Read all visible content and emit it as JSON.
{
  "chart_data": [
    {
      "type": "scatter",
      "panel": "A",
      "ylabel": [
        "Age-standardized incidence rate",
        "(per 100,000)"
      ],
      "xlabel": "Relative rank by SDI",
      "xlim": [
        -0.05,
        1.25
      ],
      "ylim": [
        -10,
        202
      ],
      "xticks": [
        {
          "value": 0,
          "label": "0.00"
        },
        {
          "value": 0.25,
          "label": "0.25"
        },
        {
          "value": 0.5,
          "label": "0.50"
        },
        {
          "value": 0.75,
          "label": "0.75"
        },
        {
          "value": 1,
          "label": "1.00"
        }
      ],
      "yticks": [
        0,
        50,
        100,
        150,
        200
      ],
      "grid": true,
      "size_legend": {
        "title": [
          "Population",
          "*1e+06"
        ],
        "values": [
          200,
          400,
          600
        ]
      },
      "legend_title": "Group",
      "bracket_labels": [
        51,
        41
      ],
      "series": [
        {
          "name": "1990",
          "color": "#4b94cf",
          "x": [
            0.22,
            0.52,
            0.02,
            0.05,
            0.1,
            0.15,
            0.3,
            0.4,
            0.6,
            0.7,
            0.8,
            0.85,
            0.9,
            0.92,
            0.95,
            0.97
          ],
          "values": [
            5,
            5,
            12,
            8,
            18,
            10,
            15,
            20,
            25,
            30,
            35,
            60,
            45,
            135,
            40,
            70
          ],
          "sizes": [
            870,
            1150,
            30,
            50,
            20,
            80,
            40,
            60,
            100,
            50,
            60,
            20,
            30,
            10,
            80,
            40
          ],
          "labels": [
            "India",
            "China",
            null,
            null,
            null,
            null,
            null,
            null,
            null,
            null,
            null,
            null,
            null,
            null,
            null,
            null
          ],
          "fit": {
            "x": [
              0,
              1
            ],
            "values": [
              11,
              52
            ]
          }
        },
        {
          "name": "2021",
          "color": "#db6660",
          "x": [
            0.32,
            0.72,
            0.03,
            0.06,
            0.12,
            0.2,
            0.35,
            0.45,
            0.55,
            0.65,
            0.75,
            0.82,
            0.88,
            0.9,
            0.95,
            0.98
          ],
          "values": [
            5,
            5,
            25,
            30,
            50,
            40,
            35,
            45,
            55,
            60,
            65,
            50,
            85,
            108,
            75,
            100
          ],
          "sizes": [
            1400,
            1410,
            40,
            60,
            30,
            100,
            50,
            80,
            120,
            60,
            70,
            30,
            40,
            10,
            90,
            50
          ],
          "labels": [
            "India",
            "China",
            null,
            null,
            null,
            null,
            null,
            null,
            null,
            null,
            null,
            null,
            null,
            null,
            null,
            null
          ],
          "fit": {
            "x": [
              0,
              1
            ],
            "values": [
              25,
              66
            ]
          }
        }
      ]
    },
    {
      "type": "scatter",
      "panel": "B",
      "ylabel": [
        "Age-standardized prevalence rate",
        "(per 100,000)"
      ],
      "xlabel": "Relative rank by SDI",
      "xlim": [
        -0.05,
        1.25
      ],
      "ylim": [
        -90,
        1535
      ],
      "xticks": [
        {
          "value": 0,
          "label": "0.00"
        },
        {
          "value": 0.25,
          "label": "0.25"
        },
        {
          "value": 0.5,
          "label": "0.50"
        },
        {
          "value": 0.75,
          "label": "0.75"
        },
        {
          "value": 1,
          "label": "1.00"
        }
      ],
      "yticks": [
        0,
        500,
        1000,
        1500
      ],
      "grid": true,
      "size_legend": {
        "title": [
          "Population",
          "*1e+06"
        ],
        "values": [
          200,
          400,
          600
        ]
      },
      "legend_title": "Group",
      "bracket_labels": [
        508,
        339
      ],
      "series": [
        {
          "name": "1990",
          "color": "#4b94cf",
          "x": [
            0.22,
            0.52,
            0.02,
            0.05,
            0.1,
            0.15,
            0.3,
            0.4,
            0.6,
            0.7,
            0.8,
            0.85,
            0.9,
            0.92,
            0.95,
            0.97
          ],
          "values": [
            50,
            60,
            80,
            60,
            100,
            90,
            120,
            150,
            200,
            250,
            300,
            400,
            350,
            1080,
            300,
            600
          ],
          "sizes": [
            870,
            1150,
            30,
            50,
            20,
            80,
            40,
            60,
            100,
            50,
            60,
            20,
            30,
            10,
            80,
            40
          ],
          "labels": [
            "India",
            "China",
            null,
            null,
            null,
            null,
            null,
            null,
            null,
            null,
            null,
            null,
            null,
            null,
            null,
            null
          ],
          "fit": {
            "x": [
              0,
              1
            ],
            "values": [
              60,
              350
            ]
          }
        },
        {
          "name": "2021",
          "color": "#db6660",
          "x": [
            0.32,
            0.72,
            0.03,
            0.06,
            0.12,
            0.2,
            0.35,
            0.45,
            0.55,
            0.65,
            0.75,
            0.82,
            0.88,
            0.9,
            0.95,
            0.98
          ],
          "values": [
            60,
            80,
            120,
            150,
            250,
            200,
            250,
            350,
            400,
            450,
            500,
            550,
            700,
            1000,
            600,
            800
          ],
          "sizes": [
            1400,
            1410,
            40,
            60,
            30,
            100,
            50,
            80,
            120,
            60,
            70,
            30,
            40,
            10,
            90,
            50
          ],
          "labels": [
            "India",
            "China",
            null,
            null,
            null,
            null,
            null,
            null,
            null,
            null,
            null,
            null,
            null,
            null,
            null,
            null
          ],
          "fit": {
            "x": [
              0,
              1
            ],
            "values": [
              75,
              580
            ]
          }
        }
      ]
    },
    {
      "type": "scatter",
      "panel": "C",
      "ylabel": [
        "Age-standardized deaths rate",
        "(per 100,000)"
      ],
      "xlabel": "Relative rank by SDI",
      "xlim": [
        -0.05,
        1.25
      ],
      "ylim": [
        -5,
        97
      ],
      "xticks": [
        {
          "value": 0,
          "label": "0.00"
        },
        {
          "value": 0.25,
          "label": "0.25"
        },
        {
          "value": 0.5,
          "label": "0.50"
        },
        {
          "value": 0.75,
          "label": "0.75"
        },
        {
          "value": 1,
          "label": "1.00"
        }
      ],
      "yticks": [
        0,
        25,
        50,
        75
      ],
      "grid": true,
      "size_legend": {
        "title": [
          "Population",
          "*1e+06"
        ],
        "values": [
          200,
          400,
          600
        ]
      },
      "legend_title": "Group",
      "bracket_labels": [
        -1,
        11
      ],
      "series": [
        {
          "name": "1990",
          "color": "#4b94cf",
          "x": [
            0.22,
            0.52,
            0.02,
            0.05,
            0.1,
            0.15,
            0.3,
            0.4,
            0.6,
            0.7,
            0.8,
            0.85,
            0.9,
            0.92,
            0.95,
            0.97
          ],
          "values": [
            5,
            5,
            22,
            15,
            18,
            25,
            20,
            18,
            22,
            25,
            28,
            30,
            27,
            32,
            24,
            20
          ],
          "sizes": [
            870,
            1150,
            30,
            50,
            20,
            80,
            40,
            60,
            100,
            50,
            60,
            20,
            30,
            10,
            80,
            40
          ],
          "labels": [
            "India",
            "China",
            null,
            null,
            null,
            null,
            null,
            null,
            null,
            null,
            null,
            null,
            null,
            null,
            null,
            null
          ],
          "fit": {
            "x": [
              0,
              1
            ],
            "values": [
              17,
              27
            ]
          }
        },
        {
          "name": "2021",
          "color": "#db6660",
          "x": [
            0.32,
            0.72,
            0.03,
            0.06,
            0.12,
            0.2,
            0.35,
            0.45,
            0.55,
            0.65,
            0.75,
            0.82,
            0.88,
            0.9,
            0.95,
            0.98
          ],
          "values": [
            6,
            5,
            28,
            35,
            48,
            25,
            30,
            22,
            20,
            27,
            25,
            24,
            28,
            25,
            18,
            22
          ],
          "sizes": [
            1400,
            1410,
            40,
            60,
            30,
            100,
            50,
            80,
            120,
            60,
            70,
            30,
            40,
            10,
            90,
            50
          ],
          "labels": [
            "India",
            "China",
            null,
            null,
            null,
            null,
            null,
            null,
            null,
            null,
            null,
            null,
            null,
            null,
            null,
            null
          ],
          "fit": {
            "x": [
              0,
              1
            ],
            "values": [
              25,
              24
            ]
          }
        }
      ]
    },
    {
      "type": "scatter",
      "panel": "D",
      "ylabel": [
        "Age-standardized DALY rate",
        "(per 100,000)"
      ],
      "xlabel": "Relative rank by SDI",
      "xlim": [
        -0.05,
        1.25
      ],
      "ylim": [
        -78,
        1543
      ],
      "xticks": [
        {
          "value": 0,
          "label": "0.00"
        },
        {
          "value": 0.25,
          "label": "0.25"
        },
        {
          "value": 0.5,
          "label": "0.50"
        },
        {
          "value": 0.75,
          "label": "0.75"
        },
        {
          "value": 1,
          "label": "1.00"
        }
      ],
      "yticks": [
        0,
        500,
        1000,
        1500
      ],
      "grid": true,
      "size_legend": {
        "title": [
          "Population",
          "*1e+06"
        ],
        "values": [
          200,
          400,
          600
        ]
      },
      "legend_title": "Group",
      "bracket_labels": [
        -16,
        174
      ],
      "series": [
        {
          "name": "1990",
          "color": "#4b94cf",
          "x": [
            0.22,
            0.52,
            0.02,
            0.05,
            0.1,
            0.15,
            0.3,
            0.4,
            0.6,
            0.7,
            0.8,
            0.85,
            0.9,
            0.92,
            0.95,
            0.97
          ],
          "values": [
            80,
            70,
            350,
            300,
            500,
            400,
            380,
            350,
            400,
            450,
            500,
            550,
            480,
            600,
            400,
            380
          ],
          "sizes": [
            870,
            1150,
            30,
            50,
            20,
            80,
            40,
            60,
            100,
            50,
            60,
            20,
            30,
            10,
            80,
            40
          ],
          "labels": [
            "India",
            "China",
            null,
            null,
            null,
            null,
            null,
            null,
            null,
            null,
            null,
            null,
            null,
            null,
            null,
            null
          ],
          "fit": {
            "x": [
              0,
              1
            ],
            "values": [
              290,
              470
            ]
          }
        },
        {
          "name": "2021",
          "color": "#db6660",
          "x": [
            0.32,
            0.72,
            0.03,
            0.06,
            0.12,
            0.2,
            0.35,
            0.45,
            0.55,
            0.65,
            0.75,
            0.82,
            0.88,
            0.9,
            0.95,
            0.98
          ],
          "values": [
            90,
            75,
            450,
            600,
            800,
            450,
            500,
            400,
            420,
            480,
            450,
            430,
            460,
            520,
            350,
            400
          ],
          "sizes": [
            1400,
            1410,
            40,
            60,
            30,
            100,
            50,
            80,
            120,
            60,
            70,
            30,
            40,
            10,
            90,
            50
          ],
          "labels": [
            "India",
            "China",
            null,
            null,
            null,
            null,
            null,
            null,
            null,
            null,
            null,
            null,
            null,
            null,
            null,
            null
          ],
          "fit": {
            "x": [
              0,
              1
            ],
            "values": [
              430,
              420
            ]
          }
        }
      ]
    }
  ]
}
____
*WORK TO DO*.
Gather all lines with the string "rate" from the data.

*RESULT OF THIS EXERCISE*.
        "Age-standardized incidence rate",
        "Age-standardized prevalence rate",
        "Age-standardized deaths rate",
        "Age-standardized DALY rate",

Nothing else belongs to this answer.